### Passage provided:
Add support for `unique` validation in PySpark #1396

filipeo2-mck · 2023-10-26T00:23:39Z

Currently, the unique property in a Config class for DataFrameModel (PySpark) does not work, given no support for it was added in the initial pyspark support in release 0.16.0.

This PR adds support for it: test cases and a warning in the docs about a possible performance hit when using it were added.
The Column/Field-based unique capability remained untouched.

This PR is open for improvement suggestions.

Test code I

import pandera.pyspark as pa
from pyspark.sql import types as T
from pyspark.sql import SparkSession
from pprint import pprint as pp

class InputSchema(pa.DataFrameModel):
    year: T.IntegerType = pa.Field(gt=2000, coerce=True)
    month: T.IntegerType = pa.Field(ge=1, le=12, coerce=True)

### Parts of the exercise:
1. Say whether each statement agrees with the pull request text on PySpark unique validation, answering yes or no and quoting the deciding words of that text: (a) the change adds test cases; (b) the change modifies the Column/Field-based unique capability; (c) initial PySpark support arrived in release 0.16.0.
2. Please write what comes next in the pull request text on PySpark unique validation, picking up right after its final line of test code.

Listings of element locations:
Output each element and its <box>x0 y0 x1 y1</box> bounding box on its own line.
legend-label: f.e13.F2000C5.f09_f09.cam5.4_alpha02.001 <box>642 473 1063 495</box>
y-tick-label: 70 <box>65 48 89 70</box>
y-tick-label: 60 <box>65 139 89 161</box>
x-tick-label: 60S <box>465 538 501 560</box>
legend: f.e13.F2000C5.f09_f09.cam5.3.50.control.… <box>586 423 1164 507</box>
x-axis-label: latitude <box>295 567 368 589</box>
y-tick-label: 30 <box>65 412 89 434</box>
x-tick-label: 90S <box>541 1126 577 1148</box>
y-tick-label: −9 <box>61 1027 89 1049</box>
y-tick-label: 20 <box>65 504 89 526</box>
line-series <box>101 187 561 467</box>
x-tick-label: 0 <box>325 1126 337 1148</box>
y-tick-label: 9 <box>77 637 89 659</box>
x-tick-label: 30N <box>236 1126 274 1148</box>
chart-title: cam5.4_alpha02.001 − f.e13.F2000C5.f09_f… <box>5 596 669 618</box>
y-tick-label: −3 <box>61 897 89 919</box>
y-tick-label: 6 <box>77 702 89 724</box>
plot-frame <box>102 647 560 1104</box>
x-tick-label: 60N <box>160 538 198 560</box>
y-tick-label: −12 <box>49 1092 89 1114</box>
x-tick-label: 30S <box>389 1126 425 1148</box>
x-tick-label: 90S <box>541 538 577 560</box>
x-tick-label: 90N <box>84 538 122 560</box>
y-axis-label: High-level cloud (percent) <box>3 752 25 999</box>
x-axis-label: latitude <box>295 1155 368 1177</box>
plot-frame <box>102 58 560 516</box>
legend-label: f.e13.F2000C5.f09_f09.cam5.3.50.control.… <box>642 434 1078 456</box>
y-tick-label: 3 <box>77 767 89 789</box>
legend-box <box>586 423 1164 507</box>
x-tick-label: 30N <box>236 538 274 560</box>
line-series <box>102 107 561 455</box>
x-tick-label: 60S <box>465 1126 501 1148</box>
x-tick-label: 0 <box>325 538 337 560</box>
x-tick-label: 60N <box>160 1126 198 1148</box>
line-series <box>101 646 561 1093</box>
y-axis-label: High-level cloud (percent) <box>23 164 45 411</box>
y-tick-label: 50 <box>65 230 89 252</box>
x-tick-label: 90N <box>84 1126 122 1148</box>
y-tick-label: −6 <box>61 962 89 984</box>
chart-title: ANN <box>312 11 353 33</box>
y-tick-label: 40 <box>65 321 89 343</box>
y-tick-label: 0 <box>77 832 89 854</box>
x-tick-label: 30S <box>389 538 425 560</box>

### Answers:
1.
(a) Yes: "test cases and a warning in the docs about a possible performance hit when using it were added."
(b) No: "The Column/Field-based unique capability remained untouched."
(c) Yes: "given no support for it was added in the initial pyspark support in release 0.16.0."

2.
    day: T.IntegerType = pa.Field(ge=0, le=365, coerce=True)

    class Config:
        unique = "year"  # More than one column can be set too: ["year", "month"]

data = [(2001, 3, 200), (2001, 6, 156), (2100, 12, 365), (2100, 12, 365)]
spark_schema = T.StructType(
    [
        T.StructField("year", T.IntegerType(), False),
        T.StructField("month", T.IntegerType(), False),
        T.StructField("day", T.IntegerType(), False),
    ],
)
spark = SparkSession.builder.getOrCreate()
df = spark.createDataFrame(data=data, schema=spark_schema, verifySchema=False)

df_out = InputSchema.validate(df)
pp(df_out.pandera.errors)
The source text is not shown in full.